Your objective
Reproduce the entries exactly.

>>>

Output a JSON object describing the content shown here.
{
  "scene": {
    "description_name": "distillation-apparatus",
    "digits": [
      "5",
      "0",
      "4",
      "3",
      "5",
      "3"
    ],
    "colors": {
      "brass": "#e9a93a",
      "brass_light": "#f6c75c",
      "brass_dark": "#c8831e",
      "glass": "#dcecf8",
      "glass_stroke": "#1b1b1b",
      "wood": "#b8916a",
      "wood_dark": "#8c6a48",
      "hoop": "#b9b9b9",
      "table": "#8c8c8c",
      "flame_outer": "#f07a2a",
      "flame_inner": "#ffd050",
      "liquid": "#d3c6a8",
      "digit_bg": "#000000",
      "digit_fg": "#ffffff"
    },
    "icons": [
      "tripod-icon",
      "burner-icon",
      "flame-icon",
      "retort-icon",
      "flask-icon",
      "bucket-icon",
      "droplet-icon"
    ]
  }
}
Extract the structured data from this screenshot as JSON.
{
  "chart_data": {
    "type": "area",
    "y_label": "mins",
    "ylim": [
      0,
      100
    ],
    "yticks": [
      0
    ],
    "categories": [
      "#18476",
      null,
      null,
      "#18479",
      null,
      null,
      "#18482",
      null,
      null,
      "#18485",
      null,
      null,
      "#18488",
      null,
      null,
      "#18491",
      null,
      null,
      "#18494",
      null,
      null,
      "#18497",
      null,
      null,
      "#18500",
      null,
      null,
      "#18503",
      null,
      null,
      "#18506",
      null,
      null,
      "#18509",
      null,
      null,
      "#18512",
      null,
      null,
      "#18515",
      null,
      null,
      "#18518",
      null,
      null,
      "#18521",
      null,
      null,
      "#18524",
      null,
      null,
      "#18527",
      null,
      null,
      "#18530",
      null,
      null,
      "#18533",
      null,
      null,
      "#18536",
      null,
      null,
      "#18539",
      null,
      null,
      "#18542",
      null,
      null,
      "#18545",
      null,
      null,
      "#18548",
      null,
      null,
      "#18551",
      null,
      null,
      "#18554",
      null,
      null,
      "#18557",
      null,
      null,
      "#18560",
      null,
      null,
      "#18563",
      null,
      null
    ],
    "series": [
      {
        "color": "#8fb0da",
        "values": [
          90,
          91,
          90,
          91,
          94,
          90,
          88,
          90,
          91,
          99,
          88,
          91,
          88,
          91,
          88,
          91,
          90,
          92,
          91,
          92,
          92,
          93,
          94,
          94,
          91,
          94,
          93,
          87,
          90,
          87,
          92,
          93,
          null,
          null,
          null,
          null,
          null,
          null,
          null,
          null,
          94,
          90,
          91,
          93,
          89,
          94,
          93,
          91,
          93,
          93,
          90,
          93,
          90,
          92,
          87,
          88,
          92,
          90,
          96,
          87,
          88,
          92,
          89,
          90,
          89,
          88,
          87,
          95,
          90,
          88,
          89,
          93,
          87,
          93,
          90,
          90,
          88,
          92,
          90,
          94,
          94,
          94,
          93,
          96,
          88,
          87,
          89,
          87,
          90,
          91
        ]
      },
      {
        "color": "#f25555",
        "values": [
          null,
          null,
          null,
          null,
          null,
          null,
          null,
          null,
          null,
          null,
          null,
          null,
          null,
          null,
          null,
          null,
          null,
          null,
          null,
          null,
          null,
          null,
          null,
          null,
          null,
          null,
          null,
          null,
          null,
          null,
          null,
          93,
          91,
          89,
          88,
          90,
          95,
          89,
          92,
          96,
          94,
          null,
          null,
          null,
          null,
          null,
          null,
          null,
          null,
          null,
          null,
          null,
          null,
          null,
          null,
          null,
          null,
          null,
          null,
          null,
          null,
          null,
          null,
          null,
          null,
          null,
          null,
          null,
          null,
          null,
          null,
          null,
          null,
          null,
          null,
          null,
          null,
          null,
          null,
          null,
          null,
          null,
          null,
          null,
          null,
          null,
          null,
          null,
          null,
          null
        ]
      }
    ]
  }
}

<<<

Result below
Output a JSON object describing the content shown here.
{
  "scene": {
    "description_name": "distillation-apparatus",
    "digits": [
      "5",
      "0",
      "4",
      "3",
      "5",
      "3"
    ],
    "colors": {
      "brass": "#e9a93a",
      "brass_light": "#f6c75c",
      "brass_dark": "#c8831e",
      "glass": "#dcecf8",
      "glass_stroke": "#1b1b1b",
      "wood": "#b8916a",
      "wood_dark": "#8c6a48",
      "hoop": "#b9b9b9",
      "table": "#8c8c8c",
      "flame_outer": "#f07a2a",
      "flame_inner": "#ffd050",
      "liquid": "#d3c6a8",
      "digit_bg": "#000000",
      "digit_fg": "#ffffff"
    },
    "icons": [
      "tripod-icon",
      "burner-icon",
      "flame-icon",
      "retort-icon",
      "flask-icon",
      "bucket-icon",
      "droplet-icon"
    ]
  }
}
Extract the structured data from this screenshot as JSON.
{
  "chart_data": {
    "type": "area",
    "y_label": "mins",
    "ylim": [
      0,
      100
    ],
    "yticks": [
      0
    ],
    "categories": [
      "#18476",
      null,
      null,
      "#18479",
      null,
      null,
      "#18482",
      null,
      null,
      "#18485",
      null,
      null,
      "#18488",
      null,
      null,
      "#18491",
      null,
      null,
      "#18494",
      null,
      null,
      "#18497",
      null,
      null,
      "#18500",
      null,
      null,
      "#18503",
      null,
      null,
      "#18506",
      null,
      null,
      "#18509",
      null,
      null,
      "#18512",
      null,
      null,
      "#18515",
      null,
      null,
      "#18518",
      null,
      null,
      "#18521",
      null,
      null,
      "#18524",
      null,
      null,
      "#18527",
      null,
      null,
      "#18530",
      null,
      null,
      "#18533",
      null,
      null,
      "#18536",
      null,
      null,
      "#18539",
      null,
      null,
      "#18542",
      null,
      null,
      "#18545",
      null,
      null,
      "#18548",
      null,
      null,
      "#18551",
      null,
      null,
      "#18554",
      null,
      null,
      "#18557",
      null,
      null,
      "#18560",
      null,
      null,
      "#18563",
      null,
      null
    ],
    "series": [
      {
        "color": "#8fb0da",
        "values": [
          90,
          91,
          90,
          91,
          94,
          90,
          88,
          90,
          91,
          99,
          88,
          91,
          88,
          91,
          88,
          91,
          90,
          92,
          91,
          92,
          92,
          93,
          94,
          94,
          91,
          94,
          93,
          87,
          90,
          87,
          92,
          93,
          null,
          null,
          null,
          null,
          null,
          null,
          null,
          null,
          94,
          90,
          91,
          93,
          89,
          94,
          93,
          91,
          93,
          93,
          90,
          93,
          90,
          92,
          87,
          88,
          92,
          90,
          96,
          87,
          88,
          92,
          89,
          90,
          89,
          88,
          87,
          95,
          90,
          88,
          89,
          93,
          87,
          93,
          90,
          90,
          88,
          92,
          90,
          94,
          94,
          94,
          93,
          96,
          88,
          87,
          89,
          87,
          90,
          91
        ]
      },
      {
        "color": "#f25555",
        "values": [
          null,
          null,
          null,
          null,
          null,
          null,
          null,
          null,
          null,
          null,
          null,
          null,
          null,
          null,
          null,
          null,
          null,
          null,
          null,
          null,
          null,
          null,
          null,
          null,
          null,
          null,
          null,
          null,
          null,
          null,
          null,
          93,
          91,
          89,
          88,
          90,
          95,
          89,
          92,
          96,
          94,
          null,
          null,
          null,
          null,
          null,
          null,
          null,
          null,
          null,
          null,
          null,
          null,
          null,
          null,
          null,
          null,
          null,
          null,
          null,
          null,
          null,
          null,
          null,
          null,
          null,
          null,
          null,
          null,
          null,
          null,
          null,
          null,
          null,
          null,
          null,
          null,
          null,
          null,
          null,
          null,
          null,
          null,
          null,
          null,
          null,
          null,
          null,
          null,
          null
        ]
      }
    ]
  }
}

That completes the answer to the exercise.